EXERCISE PROMPT:
Render everything from the start of the rows down to and including the row containing "titles-heading: Cleanup titles" as a numbered list, leaving out any blank lines.

-- Begin SUPPLIED RECORDS --

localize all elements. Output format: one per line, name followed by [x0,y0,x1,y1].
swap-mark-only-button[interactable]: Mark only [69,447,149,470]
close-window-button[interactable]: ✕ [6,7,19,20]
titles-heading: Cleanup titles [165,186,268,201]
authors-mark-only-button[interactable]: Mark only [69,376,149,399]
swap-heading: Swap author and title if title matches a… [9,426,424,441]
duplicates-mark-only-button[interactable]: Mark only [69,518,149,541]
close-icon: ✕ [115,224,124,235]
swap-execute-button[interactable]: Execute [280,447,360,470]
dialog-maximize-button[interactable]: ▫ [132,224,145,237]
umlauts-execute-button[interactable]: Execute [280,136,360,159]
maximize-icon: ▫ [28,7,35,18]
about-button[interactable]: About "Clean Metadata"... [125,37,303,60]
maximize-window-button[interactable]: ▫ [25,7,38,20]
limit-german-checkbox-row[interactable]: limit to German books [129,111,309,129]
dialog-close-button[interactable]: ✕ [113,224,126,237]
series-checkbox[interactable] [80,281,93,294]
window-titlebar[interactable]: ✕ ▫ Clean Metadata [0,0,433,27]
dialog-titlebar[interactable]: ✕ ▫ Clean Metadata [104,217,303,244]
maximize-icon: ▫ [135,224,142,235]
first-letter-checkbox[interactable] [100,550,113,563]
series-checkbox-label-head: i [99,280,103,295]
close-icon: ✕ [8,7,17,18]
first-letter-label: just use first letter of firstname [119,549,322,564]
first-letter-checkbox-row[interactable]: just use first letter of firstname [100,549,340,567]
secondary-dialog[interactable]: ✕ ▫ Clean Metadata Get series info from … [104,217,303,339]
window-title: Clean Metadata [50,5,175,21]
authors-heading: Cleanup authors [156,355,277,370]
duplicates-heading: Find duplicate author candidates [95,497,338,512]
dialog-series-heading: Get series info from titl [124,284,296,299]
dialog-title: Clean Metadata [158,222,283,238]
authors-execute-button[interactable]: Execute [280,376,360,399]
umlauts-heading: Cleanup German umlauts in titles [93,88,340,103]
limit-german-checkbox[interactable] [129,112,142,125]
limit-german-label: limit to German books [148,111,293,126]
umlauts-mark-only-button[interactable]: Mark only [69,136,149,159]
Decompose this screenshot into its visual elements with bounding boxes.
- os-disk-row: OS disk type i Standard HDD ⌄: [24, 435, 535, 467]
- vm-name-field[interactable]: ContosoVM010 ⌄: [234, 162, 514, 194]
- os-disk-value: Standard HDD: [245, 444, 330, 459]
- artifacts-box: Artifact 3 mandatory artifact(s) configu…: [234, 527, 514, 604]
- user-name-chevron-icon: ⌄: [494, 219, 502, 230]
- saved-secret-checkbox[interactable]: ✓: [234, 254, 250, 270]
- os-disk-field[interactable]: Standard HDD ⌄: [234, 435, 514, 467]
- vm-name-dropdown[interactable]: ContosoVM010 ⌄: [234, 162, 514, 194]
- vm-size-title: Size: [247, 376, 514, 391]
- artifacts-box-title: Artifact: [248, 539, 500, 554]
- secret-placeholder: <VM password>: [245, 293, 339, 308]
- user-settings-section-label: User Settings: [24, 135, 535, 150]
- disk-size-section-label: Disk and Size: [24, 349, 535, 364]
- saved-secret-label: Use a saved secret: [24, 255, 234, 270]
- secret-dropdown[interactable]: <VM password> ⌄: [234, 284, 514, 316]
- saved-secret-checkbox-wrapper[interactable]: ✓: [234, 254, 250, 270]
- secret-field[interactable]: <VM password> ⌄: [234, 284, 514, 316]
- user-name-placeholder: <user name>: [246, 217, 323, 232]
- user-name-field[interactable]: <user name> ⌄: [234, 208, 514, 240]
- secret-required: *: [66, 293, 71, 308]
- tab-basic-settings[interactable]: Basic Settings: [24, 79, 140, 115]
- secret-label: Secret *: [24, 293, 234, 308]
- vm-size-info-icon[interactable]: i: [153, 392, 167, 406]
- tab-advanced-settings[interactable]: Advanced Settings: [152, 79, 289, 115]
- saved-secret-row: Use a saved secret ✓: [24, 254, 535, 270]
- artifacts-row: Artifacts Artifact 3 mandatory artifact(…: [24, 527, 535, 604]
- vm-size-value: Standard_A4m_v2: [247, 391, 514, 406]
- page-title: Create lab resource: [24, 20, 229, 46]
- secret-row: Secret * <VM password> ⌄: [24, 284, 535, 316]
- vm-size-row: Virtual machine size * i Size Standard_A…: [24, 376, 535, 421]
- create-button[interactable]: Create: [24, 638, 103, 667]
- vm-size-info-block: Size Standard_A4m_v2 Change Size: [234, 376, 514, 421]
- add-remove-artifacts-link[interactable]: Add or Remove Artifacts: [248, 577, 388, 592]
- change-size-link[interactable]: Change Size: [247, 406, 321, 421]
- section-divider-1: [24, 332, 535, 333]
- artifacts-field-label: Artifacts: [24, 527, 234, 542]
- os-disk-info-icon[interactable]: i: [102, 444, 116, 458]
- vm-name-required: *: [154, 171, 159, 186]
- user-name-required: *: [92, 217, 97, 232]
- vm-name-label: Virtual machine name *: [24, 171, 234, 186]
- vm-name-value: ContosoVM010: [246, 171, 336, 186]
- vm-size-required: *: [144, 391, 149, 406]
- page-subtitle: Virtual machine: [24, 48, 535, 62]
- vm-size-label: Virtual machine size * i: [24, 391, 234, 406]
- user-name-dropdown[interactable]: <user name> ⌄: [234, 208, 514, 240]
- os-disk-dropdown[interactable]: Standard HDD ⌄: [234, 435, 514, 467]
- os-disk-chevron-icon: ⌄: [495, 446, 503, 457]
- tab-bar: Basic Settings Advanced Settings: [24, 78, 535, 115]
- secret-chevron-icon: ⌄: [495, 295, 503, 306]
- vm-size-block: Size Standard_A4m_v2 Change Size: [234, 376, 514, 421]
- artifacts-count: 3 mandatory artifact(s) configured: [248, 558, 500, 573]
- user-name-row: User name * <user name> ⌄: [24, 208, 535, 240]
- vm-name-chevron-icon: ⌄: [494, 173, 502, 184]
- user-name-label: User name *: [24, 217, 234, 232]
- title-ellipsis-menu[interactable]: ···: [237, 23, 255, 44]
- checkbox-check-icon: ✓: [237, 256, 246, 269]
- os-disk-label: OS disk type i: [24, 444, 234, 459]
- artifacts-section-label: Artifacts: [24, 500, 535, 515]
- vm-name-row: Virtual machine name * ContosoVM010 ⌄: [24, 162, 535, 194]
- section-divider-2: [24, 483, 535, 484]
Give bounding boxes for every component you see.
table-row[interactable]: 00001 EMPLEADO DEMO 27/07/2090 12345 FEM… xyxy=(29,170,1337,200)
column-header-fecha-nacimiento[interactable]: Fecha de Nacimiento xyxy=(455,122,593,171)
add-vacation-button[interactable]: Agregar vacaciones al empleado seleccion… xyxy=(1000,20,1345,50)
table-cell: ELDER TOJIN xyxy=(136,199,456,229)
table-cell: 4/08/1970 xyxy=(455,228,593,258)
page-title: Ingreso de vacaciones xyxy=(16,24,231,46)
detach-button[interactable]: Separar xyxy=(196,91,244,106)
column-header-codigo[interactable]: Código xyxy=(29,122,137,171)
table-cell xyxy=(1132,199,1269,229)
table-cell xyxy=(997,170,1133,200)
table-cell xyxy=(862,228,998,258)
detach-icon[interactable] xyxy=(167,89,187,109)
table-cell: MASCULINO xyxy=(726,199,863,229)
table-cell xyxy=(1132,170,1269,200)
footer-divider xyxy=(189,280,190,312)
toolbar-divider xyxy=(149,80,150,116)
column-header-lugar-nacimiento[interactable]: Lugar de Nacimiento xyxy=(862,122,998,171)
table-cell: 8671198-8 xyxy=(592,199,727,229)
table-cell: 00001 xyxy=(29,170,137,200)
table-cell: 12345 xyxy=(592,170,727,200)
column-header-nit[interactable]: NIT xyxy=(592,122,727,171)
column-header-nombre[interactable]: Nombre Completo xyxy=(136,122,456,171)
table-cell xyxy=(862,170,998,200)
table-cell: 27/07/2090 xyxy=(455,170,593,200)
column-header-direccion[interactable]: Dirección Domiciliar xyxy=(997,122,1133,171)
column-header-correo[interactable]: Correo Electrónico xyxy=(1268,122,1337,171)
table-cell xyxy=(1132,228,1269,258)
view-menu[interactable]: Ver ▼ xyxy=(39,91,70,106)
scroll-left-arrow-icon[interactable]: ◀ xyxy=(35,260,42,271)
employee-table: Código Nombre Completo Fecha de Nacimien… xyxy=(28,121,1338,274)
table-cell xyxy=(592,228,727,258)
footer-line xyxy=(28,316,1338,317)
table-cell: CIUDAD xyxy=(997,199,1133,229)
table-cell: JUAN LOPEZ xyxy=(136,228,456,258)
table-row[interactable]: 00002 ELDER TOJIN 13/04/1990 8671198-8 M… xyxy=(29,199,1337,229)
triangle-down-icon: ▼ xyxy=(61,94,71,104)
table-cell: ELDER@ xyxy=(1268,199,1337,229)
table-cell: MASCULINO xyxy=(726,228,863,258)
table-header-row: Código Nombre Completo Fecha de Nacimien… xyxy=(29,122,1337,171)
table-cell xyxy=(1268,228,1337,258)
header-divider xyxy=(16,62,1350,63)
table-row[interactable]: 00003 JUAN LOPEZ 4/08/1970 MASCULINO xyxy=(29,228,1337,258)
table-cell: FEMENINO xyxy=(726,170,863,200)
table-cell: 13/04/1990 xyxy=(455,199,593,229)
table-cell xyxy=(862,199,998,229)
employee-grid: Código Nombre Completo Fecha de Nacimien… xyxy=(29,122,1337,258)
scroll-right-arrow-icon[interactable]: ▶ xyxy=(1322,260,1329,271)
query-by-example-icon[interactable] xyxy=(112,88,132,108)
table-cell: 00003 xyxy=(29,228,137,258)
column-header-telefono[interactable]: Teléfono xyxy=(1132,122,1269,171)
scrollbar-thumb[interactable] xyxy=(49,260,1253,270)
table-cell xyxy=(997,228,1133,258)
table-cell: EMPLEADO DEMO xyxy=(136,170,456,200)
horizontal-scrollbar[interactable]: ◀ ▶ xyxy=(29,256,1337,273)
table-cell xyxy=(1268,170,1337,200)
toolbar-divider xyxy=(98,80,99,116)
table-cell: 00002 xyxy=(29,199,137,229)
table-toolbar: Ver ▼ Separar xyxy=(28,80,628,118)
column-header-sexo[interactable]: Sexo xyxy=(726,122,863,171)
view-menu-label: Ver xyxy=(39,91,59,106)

-- End SUPPLIED RECORDS --

EXPECTED ANSWER:
1. localize all elements. Output format: one per line, name followed by [x0,y0,x1,y1].
2. swap-mark-only-button[interactable]: Mark only [69,447,149,470]
3. close-window-button[interactable]: ✕ [6,7,19,20]
4. titles-heading: Cleanup titles [165,186,268,201]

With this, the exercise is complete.